> [Data entries]
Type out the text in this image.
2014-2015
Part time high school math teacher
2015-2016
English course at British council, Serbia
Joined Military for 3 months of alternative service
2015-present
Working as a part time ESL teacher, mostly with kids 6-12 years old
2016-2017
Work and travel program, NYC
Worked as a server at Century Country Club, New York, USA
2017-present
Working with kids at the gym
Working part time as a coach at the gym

> [Exercise]
Reproduce the material precisely, including every line.

> [Task solution]
Type out the text in this image.
2014-2015
Part time high school math teacher
2015-2016
English course at British council, Serbia
Joined Military for 3 months of alternative service
2015-present
Working as a part time ESL teacher, mostly with kids 6-12 years old
2016-2017
Work and travel program, NYC
Worked as a server at Century Country Club, New York, USA
2017-present
Working with kids at the gym
Working part time as a coach at the gym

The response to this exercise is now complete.